■ Task requirements ■
Below, retype the lines of the items from the line with "segment this screenshot: for" to the line with "- heatmap-cell: [1981, 721, 2019, 760]", including both of those lines, without changing a single character.

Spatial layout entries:
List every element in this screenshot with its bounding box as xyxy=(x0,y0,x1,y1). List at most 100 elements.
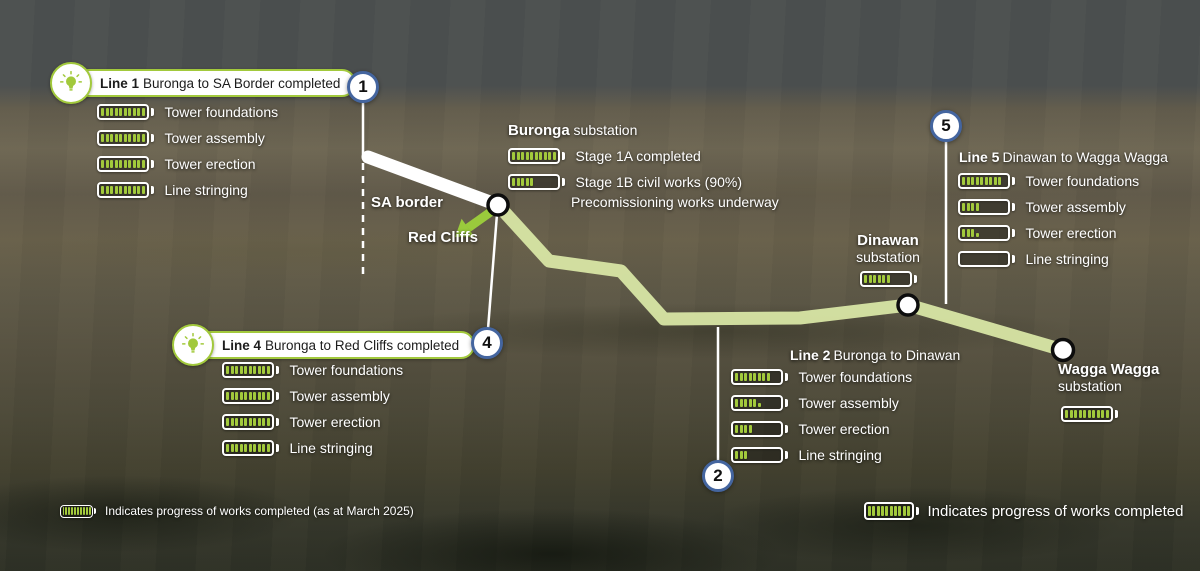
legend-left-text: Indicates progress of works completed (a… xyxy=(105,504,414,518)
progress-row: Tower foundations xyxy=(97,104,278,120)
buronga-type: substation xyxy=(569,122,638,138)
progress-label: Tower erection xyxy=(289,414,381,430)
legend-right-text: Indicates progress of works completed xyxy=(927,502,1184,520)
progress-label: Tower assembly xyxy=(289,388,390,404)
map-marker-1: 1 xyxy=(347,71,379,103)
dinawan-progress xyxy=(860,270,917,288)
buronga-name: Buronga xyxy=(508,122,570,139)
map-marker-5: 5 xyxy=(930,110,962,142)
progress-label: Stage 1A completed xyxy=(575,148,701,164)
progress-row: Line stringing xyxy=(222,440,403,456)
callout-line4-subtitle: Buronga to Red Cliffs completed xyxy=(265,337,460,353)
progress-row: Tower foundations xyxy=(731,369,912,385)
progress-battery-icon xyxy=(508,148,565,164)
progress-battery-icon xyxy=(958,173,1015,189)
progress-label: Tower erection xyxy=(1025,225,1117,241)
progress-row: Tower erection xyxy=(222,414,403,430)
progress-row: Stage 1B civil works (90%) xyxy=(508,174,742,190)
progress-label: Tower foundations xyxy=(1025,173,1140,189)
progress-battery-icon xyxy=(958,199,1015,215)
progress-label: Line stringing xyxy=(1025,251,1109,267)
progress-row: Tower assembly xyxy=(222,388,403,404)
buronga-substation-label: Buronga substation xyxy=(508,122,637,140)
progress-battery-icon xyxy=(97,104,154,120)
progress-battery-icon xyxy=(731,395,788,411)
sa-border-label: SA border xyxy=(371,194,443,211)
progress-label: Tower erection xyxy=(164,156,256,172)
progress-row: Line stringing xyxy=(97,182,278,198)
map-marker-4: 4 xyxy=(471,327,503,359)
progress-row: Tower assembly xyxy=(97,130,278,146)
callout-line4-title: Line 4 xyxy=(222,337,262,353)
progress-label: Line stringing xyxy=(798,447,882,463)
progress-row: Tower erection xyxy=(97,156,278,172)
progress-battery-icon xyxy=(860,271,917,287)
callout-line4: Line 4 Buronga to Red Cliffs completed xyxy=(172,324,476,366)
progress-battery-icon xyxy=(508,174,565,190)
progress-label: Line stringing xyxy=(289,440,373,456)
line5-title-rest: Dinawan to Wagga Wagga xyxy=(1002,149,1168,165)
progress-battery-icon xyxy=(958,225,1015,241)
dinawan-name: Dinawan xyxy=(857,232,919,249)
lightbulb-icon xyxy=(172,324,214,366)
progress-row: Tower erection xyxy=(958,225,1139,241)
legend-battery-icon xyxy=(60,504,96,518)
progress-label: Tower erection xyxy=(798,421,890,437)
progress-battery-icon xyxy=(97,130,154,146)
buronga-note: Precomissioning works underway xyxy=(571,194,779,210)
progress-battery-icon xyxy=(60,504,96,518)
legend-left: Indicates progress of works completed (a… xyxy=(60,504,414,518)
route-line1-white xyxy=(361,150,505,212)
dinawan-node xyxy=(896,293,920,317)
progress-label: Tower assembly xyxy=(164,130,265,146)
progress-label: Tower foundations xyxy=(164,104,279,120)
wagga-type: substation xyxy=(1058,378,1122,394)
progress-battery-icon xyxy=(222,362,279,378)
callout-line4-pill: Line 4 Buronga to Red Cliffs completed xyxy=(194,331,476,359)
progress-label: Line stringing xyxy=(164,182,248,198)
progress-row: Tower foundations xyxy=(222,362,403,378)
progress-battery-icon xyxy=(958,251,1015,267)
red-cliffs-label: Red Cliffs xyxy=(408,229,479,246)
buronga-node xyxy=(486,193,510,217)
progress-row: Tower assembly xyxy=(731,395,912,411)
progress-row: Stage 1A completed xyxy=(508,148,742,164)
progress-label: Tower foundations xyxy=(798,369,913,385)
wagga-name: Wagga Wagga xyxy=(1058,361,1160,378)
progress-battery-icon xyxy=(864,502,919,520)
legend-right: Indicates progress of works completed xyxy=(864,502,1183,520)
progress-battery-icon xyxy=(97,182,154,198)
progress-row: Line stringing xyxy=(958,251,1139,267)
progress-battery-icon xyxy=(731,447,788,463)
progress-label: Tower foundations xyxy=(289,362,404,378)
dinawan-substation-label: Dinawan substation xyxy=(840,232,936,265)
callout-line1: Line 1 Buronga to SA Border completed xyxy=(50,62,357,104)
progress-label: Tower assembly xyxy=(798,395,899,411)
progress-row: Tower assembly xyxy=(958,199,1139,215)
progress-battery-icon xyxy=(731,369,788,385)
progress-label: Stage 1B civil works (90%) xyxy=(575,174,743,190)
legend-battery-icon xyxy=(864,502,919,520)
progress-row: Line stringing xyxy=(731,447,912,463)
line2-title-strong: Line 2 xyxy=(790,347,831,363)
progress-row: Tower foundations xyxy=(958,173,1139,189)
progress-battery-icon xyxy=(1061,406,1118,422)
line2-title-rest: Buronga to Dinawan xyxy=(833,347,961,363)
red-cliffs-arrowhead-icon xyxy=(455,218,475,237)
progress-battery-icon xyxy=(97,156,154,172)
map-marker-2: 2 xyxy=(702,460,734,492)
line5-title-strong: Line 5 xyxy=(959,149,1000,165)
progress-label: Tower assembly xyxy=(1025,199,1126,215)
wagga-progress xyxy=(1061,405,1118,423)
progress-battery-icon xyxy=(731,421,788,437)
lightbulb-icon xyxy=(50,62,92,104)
==
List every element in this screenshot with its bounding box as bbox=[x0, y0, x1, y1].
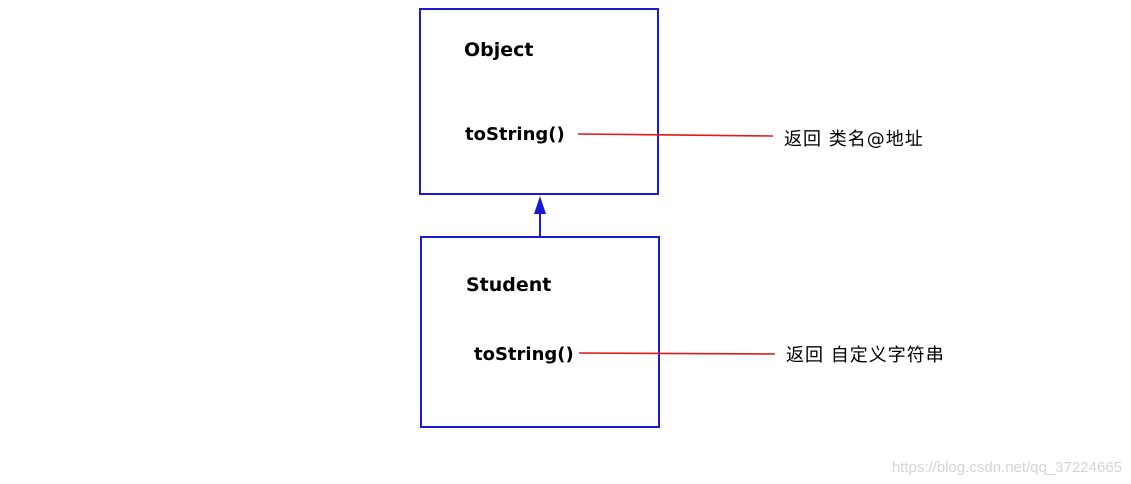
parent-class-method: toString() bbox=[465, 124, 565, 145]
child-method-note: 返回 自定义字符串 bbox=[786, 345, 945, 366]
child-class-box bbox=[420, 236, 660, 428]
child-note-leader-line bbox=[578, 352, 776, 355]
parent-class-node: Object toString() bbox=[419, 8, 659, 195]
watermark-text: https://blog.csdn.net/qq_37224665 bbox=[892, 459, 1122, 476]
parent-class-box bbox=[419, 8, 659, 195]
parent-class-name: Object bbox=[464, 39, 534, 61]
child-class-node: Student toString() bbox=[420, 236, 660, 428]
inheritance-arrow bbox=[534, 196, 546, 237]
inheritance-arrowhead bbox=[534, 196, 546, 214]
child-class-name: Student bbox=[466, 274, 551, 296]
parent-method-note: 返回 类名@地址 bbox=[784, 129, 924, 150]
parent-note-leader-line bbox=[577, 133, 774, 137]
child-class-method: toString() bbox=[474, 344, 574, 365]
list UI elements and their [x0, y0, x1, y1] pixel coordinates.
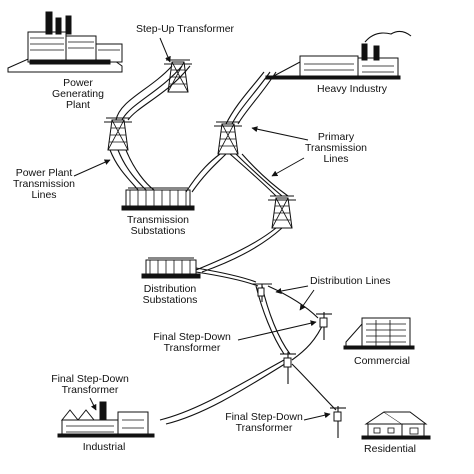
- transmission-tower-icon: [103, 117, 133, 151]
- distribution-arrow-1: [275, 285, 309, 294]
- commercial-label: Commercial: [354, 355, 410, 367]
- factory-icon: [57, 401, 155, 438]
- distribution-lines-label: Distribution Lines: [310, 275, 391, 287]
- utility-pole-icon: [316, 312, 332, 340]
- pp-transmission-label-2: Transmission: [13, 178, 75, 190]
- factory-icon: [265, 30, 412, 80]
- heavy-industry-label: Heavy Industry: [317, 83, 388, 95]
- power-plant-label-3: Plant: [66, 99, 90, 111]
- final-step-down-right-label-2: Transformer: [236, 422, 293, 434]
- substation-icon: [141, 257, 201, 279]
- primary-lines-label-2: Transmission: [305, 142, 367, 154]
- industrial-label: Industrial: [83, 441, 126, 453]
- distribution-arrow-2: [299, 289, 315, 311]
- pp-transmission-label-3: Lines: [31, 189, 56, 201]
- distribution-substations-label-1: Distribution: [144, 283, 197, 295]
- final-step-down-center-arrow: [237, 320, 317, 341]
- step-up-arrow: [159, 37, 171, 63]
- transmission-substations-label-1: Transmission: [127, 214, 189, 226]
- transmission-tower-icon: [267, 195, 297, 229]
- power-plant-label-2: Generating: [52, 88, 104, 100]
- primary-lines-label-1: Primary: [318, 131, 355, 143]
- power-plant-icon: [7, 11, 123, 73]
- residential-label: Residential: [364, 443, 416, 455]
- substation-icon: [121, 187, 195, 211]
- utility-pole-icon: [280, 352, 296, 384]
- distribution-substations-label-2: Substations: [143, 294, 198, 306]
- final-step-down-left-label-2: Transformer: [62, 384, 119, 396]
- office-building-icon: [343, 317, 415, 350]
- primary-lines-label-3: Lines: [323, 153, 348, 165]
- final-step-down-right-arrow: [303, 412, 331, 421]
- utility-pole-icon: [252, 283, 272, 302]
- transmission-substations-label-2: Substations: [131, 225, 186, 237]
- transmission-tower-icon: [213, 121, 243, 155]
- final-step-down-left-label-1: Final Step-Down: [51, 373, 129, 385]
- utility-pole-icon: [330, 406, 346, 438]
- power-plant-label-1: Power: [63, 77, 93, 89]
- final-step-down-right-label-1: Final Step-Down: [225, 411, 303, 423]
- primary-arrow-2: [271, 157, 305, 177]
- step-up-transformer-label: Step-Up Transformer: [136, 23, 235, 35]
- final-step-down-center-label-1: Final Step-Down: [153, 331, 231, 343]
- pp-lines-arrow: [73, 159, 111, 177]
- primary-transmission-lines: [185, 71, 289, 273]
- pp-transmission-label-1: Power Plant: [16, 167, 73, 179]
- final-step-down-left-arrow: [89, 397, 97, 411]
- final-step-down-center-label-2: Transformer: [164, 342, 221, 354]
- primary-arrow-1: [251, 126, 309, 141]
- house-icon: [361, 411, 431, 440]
...
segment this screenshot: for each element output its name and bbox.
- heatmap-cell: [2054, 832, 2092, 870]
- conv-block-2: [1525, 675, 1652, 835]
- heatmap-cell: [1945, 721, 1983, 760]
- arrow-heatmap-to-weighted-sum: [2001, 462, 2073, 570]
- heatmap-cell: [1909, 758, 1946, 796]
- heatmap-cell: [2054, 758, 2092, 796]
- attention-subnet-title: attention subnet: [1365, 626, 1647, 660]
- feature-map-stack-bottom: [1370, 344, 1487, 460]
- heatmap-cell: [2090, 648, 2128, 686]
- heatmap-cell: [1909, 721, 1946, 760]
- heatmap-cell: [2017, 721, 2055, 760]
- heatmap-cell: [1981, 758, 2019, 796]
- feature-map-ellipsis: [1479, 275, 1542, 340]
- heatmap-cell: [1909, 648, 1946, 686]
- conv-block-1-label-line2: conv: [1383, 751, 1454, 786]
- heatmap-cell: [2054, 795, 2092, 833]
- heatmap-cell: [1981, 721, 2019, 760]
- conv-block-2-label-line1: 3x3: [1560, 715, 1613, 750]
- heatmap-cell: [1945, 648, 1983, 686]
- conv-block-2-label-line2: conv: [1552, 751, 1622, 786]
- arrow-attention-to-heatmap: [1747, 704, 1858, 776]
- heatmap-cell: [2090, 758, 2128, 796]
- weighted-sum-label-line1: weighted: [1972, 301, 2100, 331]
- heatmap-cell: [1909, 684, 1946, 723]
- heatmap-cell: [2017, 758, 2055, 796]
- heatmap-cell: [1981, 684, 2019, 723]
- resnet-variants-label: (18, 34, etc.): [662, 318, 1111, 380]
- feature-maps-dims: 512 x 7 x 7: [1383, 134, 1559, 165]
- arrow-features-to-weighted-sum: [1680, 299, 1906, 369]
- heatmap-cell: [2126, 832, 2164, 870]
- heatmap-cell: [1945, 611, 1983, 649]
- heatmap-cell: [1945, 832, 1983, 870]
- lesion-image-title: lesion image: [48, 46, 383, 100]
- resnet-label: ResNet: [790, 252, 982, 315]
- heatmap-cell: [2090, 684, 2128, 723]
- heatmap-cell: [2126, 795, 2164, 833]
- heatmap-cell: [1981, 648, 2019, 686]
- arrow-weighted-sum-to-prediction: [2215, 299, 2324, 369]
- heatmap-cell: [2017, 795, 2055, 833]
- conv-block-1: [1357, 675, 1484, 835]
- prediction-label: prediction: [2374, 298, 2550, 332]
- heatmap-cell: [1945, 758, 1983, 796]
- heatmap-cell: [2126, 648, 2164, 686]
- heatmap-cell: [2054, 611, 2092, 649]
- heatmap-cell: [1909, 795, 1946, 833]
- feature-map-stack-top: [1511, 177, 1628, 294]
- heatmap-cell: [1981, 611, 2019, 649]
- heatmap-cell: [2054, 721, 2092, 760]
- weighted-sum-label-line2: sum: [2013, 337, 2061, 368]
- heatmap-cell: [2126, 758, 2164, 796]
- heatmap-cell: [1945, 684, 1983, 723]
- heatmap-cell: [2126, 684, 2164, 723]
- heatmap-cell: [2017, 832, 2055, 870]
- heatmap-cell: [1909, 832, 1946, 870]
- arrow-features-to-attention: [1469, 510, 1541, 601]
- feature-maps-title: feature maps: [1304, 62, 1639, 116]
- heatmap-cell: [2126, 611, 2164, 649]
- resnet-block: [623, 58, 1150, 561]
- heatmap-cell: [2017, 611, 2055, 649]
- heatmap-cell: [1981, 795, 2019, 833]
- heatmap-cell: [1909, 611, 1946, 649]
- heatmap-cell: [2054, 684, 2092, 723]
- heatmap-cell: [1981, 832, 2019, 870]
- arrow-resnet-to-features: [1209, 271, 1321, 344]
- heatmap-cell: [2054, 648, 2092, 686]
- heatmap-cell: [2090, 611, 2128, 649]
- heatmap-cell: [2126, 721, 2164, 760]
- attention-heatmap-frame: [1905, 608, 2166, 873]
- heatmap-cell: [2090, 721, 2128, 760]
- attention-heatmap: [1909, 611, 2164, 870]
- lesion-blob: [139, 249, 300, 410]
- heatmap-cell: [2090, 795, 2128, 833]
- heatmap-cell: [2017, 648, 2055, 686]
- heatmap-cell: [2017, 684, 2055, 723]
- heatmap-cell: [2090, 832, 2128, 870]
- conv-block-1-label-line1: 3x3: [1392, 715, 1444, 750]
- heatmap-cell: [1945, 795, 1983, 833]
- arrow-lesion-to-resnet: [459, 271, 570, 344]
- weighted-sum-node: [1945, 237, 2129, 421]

■ Worked answer ■
segment this screenshot: for each element output its name and bbox.
- heatmap-cell: [2054, 832, 2092, 870]
- conv-block-2: [1525, 675, 1652, 835]
- heatmap-cell: [1945, 721, 1983, 760]
- arrow-heatmap-to-weighted-sum: [2001, 462, 2073, 570]
- heatmap-cell: [1909, 758, 1946, 796]
- heatmap-cell: [2054, 758, 2092, 796]
- attention-subnet-title: attention subnet: [1365, 626, 1647, 660]
- feature-map-stack-bottom: [1370, 344, 1487, 460]
- heatmap-cell: [2090, 648, 2128, 686]
- heatmap-cell: [1909, 721, 1946, 760]
- heatmap-cell: [2017, 721, 2055, 760]
- heatmap-cell: [1981, 758, 2019, 796]
- feature-map-ellipsis: [1479, 275, 1542, 340]
- heatmap-cell: [1909, 648, 1946, 686]
- conv-block-1-label-line2: conv: [1383, 751, 1454, 786]
- heatmap-cell: [2054, 795, 2092, 833]
- heatmap-cell: [1981, 721, 2019, 760]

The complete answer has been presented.